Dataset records
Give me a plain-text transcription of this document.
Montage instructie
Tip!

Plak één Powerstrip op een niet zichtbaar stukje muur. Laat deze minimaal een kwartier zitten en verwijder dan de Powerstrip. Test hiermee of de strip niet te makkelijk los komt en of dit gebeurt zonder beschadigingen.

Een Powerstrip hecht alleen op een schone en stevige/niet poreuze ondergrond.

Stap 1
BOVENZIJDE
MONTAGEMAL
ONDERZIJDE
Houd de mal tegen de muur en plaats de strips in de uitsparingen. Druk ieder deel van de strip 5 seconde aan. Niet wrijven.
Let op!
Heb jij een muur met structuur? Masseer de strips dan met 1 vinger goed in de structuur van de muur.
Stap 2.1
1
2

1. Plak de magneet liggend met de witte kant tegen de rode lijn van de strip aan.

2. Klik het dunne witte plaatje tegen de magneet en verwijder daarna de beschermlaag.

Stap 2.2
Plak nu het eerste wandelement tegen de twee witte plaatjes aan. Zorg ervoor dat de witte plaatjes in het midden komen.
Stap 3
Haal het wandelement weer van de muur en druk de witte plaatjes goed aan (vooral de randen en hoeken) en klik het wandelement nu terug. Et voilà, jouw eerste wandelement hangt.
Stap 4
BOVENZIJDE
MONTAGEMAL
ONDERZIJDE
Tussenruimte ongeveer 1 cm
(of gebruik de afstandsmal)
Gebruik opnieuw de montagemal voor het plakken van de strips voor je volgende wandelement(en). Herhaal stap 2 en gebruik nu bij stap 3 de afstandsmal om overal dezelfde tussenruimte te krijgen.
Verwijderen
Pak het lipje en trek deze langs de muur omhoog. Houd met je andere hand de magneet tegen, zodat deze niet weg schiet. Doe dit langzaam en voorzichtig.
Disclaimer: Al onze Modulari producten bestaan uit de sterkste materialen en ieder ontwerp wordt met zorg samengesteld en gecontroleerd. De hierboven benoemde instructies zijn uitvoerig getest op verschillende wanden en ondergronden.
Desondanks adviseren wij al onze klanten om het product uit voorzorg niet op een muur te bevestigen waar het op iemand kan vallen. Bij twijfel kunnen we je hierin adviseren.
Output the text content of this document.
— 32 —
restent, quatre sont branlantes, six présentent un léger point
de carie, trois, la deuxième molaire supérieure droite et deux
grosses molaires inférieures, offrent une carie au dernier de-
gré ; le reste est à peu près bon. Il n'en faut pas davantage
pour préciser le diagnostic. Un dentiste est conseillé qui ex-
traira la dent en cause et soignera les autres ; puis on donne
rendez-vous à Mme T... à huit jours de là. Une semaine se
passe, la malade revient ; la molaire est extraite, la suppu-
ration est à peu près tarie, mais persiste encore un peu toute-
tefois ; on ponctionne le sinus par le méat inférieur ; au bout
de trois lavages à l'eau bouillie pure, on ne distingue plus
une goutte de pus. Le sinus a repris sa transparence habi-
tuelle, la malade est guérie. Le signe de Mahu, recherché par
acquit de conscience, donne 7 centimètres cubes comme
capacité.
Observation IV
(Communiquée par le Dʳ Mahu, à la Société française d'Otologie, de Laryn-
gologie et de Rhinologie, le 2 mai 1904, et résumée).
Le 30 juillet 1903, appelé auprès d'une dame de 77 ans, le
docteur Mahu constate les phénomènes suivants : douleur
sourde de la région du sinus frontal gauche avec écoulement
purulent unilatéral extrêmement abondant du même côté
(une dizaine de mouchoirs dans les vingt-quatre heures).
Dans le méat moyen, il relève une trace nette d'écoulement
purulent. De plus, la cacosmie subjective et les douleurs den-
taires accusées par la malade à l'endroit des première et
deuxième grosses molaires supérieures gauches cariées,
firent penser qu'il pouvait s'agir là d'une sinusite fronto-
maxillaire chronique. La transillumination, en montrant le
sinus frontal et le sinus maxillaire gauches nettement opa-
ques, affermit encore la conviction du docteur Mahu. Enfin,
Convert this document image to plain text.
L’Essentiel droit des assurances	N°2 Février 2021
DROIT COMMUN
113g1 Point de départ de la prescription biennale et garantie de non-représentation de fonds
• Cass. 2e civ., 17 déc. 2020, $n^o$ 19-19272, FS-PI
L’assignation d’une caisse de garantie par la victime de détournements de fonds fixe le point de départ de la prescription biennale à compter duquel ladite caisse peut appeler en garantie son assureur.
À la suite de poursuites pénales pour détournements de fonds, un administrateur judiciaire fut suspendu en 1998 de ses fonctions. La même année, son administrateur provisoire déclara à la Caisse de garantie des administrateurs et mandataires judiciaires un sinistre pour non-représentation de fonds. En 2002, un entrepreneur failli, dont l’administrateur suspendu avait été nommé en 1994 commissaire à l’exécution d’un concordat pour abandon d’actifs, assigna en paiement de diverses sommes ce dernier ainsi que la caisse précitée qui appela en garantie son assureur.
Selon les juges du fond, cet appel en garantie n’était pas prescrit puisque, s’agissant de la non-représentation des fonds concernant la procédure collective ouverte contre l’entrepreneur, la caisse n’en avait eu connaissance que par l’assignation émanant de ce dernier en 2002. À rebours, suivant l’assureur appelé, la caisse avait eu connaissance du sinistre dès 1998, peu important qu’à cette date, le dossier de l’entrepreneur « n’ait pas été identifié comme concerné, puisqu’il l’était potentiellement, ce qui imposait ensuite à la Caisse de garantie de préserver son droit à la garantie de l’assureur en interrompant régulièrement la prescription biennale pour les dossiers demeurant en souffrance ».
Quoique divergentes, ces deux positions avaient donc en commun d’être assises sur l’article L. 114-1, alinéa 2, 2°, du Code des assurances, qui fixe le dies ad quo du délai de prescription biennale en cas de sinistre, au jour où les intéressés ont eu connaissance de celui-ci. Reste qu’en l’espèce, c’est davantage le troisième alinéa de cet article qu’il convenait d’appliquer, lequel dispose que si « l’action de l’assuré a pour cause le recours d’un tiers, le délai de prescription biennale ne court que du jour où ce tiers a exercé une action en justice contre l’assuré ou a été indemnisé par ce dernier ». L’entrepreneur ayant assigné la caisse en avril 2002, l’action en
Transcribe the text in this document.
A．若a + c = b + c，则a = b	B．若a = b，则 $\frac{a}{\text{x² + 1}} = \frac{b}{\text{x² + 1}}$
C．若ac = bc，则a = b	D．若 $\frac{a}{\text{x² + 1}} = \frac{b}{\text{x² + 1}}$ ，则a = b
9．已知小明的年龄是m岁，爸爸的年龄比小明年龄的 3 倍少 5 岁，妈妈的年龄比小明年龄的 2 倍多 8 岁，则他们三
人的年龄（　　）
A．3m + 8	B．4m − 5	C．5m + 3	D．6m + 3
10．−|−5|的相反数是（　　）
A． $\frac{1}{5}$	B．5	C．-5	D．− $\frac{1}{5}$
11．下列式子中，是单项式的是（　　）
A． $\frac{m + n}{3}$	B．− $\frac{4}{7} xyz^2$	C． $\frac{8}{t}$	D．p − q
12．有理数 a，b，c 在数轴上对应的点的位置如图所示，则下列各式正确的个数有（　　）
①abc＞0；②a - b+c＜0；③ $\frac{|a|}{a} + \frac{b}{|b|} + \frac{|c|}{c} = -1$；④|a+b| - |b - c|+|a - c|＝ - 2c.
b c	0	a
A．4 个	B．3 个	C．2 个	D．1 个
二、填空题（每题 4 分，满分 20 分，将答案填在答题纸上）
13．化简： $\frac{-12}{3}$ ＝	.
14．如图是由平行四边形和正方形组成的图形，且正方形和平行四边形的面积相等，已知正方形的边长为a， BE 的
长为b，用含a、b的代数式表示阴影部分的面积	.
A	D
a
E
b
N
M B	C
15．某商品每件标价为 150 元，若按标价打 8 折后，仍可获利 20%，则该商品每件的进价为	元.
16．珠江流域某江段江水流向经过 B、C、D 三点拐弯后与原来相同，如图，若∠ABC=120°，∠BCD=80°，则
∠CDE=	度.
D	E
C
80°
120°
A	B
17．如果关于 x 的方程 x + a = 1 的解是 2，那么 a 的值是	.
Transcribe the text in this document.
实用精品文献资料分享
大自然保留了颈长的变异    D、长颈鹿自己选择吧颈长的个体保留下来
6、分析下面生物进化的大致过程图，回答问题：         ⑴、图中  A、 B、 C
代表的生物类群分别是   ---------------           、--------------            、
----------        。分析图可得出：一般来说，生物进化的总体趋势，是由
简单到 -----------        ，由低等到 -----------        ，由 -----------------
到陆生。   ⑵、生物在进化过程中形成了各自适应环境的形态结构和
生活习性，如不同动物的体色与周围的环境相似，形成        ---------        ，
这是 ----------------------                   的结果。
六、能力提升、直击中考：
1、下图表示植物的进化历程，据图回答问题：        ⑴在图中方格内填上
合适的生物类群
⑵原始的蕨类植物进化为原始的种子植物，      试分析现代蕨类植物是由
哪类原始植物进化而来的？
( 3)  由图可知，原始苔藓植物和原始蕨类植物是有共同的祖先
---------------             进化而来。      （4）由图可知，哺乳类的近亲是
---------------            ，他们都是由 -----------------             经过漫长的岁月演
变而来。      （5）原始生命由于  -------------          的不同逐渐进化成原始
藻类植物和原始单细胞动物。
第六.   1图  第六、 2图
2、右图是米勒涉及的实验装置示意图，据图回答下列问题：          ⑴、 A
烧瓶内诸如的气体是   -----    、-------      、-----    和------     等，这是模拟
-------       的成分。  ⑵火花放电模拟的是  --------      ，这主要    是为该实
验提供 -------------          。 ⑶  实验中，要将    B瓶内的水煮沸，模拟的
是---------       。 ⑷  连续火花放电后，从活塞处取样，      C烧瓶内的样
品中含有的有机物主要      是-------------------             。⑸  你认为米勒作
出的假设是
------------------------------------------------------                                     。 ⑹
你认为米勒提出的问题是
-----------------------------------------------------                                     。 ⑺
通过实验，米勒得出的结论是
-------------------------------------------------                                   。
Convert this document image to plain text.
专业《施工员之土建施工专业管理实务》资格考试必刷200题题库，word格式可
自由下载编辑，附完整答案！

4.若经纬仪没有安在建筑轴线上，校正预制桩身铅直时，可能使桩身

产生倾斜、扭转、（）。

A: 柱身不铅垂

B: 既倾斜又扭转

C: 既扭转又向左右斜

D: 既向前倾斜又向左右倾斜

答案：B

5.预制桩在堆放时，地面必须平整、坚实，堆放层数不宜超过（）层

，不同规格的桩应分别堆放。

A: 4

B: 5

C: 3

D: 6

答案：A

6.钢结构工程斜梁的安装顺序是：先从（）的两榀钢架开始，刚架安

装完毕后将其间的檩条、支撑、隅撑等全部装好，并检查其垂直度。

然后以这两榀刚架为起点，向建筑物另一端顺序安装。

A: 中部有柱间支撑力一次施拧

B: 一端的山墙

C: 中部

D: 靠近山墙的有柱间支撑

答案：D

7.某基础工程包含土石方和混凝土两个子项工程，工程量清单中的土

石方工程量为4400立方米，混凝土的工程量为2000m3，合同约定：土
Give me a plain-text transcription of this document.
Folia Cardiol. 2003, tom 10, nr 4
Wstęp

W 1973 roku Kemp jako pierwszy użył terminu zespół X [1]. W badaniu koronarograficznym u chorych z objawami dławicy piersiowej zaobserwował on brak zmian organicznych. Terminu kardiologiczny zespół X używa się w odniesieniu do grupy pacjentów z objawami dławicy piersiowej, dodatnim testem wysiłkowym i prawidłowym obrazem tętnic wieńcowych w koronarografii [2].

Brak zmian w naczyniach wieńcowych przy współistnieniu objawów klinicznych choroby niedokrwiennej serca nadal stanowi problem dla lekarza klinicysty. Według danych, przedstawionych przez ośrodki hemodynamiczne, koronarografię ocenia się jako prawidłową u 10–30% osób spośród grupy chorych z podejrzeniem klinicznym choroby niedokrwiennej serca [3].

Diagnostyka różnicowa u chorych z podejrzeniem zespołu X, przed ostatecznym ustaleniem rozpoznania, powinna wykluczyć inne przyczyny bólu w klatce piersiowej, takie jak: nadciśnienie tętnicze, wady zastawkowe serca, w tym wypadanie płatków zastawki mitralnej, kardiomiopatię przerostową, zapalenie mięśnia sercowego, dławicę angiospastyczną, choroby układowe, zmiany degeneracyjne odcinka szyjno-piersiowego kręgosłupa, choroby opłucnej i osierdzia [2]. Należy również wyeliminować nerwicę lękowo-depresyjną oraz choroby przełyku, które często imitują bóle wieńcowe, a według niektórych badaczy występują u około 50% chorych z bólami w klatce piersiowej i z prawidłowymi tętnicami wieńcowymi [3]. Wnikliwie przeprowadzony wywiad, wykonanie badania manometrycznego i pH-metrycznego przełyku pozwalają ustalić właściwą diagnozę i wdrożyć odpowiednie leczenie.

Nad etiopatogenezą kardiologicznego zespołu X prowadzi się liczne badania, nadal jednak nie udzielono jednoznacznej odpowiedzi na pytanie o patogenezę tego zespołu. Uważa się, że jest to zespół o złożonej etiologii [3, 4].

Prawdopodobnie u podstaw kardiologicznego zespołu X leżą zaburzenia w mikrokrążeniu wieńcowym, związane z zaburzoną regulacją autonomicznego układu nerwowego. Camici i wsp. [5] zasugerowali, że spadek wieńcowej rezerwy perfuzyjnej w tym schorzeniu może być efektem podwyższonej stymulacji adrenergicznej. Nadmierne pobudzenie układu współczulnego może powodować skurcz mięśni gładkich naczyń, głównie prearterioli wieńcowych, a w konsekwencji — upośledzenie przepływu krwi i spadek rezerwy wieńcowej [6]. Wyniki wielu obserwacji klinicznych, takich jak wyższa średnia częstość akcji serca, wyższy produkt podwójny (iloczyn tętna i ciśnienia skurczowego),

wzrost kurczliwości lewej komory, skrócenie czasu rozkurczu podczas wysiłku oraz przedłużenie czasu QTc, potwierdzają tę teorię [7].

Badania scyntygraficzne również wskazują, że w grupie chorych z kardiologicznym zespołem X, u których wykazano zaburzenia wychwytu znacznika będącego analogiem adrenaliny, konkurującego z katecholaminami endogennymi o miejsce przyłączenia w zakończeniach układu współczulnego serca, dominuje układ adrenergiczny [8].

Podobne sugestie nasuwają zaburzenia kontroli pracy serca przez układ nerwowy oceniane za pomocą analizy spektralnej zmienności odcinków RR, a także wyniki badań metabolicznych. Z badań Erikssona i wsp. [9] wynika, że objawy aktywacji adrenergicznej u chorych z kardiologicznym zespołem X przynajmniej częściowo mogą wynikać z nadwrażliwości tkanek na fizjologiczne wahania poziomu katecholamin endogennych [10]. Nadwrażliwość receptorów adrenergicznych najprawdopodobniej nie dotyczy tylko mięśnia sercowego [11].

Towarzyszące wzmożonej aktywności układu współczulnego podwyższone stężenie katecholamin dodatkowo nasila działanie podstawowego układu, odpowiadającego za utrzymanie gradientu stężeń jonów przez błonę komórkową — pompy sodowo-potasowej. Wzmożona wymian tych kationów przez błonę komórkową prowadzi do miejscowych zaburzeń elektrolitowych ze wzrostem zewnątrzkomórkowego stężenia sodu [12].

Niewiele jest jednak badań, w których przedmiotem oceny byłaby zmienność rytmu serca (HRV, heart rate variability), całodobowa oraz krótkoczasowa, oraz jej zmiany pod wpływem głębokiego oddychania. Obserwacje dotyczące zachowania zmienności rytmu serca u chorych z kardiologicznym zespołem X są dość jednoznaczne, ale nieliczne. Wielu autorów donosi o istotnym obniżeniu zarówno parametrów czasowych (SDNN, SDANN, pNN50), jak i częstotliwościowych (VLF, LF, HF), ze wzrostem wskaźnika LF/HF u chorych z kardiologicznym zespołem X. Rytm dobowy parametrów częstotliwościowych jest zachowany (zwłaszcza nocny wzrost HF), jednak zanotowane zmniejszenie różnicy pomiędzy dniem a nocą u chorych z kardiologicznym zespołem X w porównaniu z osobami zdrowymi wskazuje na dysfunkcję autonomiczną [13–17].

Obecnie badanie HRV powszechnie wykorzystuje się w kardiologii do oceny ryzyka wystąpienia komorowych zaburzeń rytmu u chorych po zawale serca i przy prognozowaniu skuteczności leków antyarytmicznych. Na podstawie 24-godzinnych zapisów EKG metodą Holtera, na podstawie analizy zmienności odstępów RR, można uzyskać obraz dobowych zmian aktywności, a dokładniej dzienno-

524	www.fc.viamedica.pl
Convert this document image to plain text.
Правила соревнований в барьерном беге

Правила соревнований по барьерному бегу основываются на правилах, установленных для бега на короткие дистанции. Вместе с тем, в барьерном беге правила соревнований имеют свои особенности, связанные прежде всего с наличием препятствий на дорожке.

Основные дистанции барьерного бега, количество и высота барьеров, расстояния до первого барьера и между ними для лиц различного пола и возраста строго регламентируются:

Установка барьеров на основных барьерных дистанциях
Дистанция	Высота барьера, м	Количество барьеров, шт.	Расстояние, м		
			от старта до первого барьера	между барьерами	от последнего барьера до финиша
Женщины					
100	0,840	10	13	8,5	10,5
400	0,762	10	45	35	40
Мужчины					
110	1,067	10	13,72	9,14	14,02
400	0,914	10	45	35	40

GOAL ->
Copy each line holding the word "frac" from the listing above.

TASK SOLUTION ->
A．若a + c = b + c，则a = b	B．若a = b，则 $\frac{a}{\text{x² + 1}} = \frac{b}{\text{x² + 1}}$
C．若ac = bc，则a = b	D．若 $\frac{a}{\text{x² + 1}} = \frac{b}{\text{x² + 1}}$ ，则a = b
A． $\frac{1}{5}$	B．5	C．-5	D．− $\frac{1}{5}$
A． $\frac{m + n}{3}$	B．− $\frac{4}{7} xyz^2$	C． $\frac{8}{t}$	D．p − q
①abc＞0；②a - b+c＜0；③ $\frac{|a|}{a} + \frac{b}{|b|} + \frac{|c|}{c} = -1$；④|a+b| - |b - c|+|a - c|＝ - 2c.
13．化简： $\frac{-12}{3}$ ＝	.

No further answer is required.